## Stated problem
From the listing below, return each line that includes "this".
___ Dataset
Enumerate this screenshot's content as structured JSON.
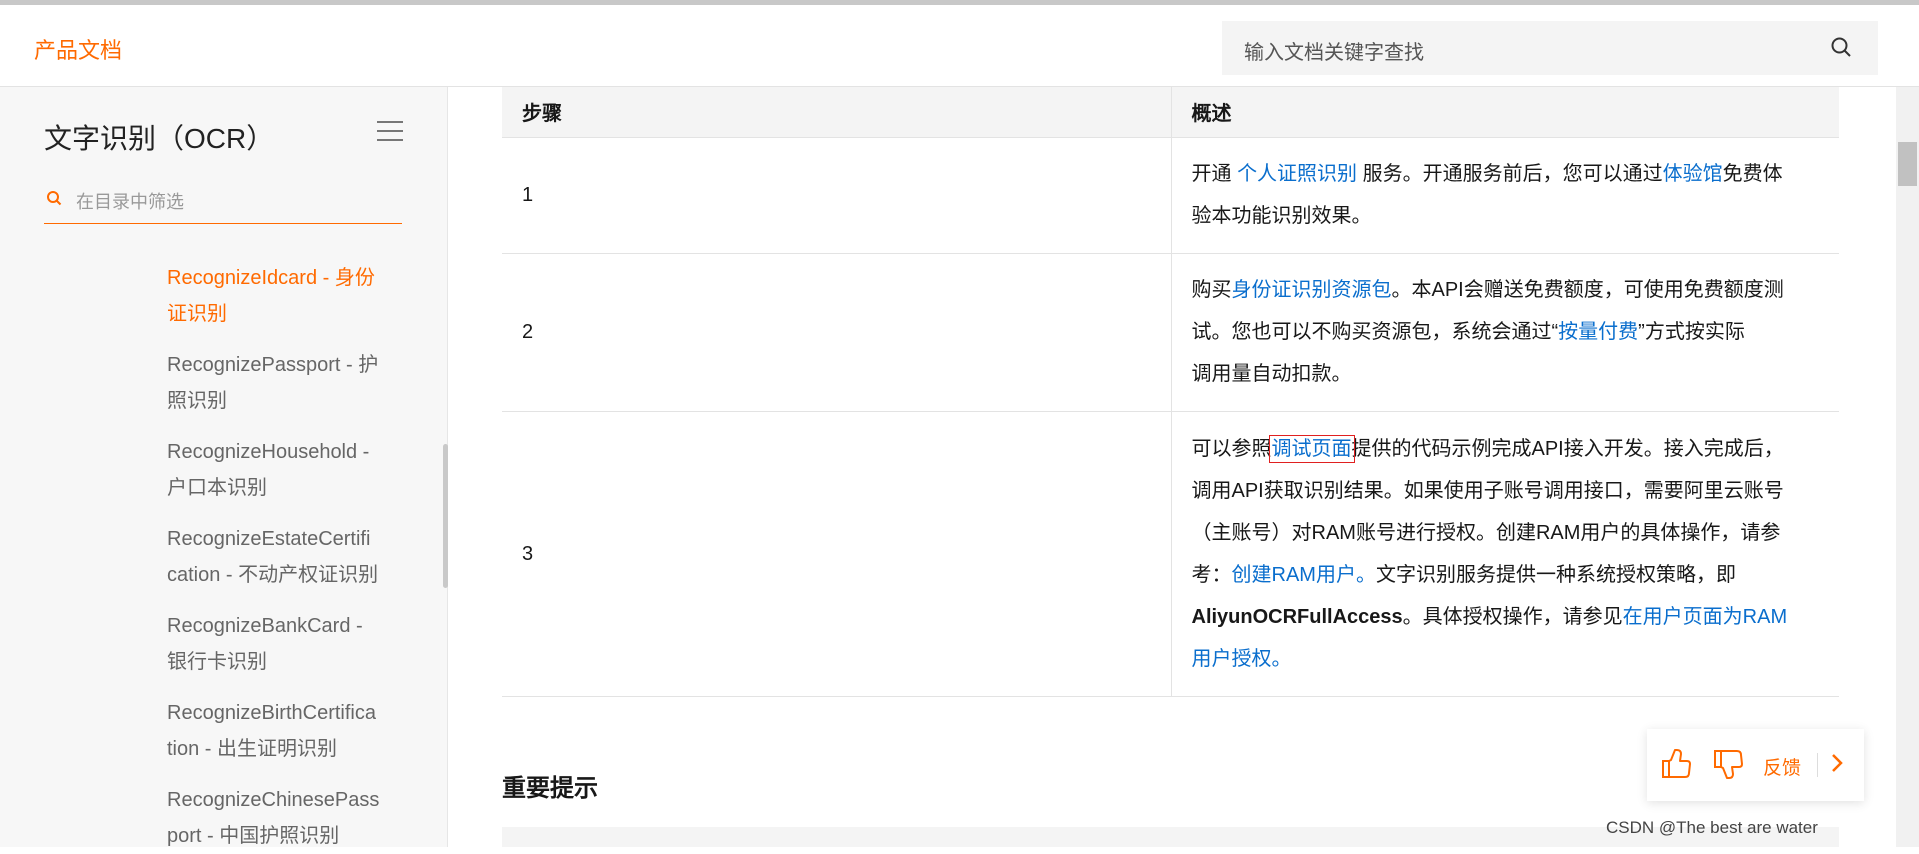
{
  "header": {
    "brand": "产品文档",
    "search_placeholder": "输入文档关键字查找"
  },
  "sidebar": {
    "title": "文字识别（OCR）",
    "filter_placeholder": "在目录中筛选",
    "items": [
      {
        "line1": "RecognizeIdcard - 身份",
        "line2": "证识别",
        "active": true
      },
      {
        "line1": "RecognizePassport - 护",
        "line2": "照识别"
      },
      {
        "line1": "RecognizeHousehold -",
        "line2": "户口本识别"
      },
      {
        "line1": "RecognizeEstateCertifi",
        "line2": "cation - 不动产权证识别"
      },
      {
        "line1": "RecognizeBankCard -",
        "line2": "银行卡识别"
      },
      {
        "line1": "RecognizeBirthCertifica",
        "line2": "tion - 出生证明识别"
      },
      {
        "line1": "RecognizeChinesePass",
        "line2": "port - 中国护照识别"
      }
    ]
  },
  "table": {
    "headers": [
      "步骤",
      "概述"
    ],
    "rows": [
      {
        "step": "1",
        "t1": "开通 ",
        "l1": "个人证照识别",
        "t2": " 服务。开通服务前后，您可以通过",
        "l2": "体验馆",
        "t3": "免费体",
        "t4": "验本功能识别效果。"
      },
      {
        "step": "2",
        "t1": "购买",
        "l1": "身份证识别资源包",
        "t2": "。本API会赠送免费额度，可使用免费额度测",
        "t3": "试。您也可以不购买资源包，系统会通过“",
        "l2": "按量付费",
        "t4": "”方式按实际",
        "t5": "调用量自动扣款。"
      },
      {
        "step": "3",
        "t1": "可以参照",
        "l1": "调试页面",
        "t2": "提供的代码示例完成API接入开发。接入完成后，",
        "t3": "调用API获取识别结果。如果使用子账号调用接口，需要阿里云账号",
        "t4": "（主账号）对RAM账号进行授权。创建RAM用户的具体操作，请参",
        "t5": "考：",
        "l2": "创建RAM用户。",
        "t6": "文字识别服务提供一种系统授权策略，即",
        "b1": "AliyunOCRFullAccess",
        "t7": "。具体授权操作，请参见",
        "l3": "在用户页面为RAM",
        "l4": "用户授权。"
      }
    ]
  },
  "notice": {
    "title": "重要提示"
  },
  "feedback": {
    "label": "反馈"
  },
  "watermark": "CSDN @The best are water",
  "colors": {
    "accent": "#ff6a00",
    "link": "#0a6ecd",
    "highlight_box": "#e02020"
  }
}
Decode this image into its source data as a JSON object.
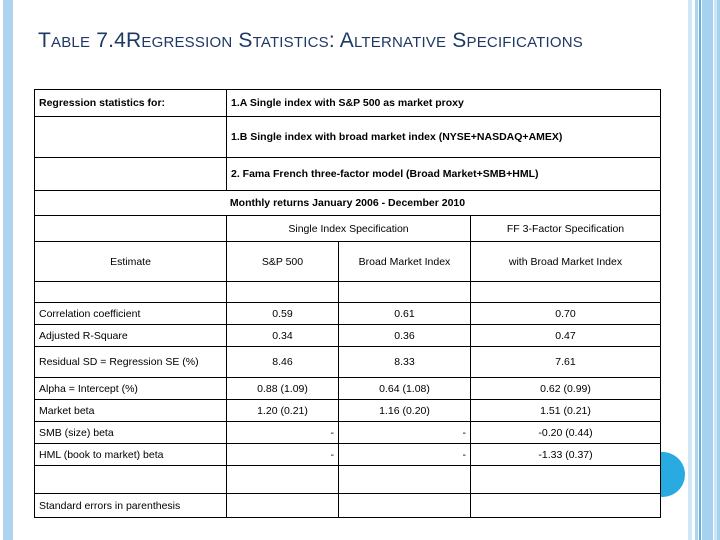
{
  "slide": {
    "title": "Table 7.4Regression Statistics: Alternative Specifications",
    "accent_blue": "#29ABE2",
    "header_fill": "#9DCFE8",
    "title_color": "#1F3864"
  },
  "table": {
    "spec_label": "Regression statistics for:",
    "specifications": [
      "1.A Single index with S&P 500 as market proxy",
      "1.B Single index with broad market index (NYSE+NASDAQ+AMEX)",
      "2. Fama French three-factor model (Broad Market+SMB+HML)"
    ],
    "period_note": "Monthly returns January 2006 - December 2010",
    "group_headers": {
      "single_index": "Single Index Specification",
      "ff_three_factor": "FF 3-Factor Specification"
    },
    "column_headers": [
      "Estimate",
      "S&P 500",
      "Broad Market Index",
      "with Broad Market Index"
    ],
    "rows": [
      {
        "label": "Correlation coefficient",
        "values": [
          "0.59",
          "0.61",
          "0.70"
        ]
      },
      {
        "label": "Adjusted R-Square",
        "values": [
          "0.34",
          "0.36",
          "0.47"
        ]
      },
      {
        "label": "Residual SD = Regression SE (%)",
        "values": [
          "8.46",
          "8.33",
          "7.61"
        ]
      },
      {
        "label": "Alpha = Intercept (%)",
        "values": [
          "0.88 (1.09)",
          "0.64 (1.08)",
          "0.62 (0.99)"
        ]
      },
      {
        "label": "Market beta",
        "values": [
          "1.20 (0.21)",
          "1.16 (0.20)",
          "1.51 (0.21)"
        ]
      },
      {
        "label": "SMB (size) beta",
        "values": [
          "-",
          "-",
          "-0.20 (0.44)"
        ]
      },
      {
        "label": "HML (book to market) beta",
        "values": [
          "-",
          "-",
          "-1.33 (0.37)"
        ]
      }
    ],
    "footnote": "Standard errors in parenthesis"
  }
}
______
## Worked solution
Enumerate this screenshot's content as structured JSON.
Decode this image into its source data as a JSON object.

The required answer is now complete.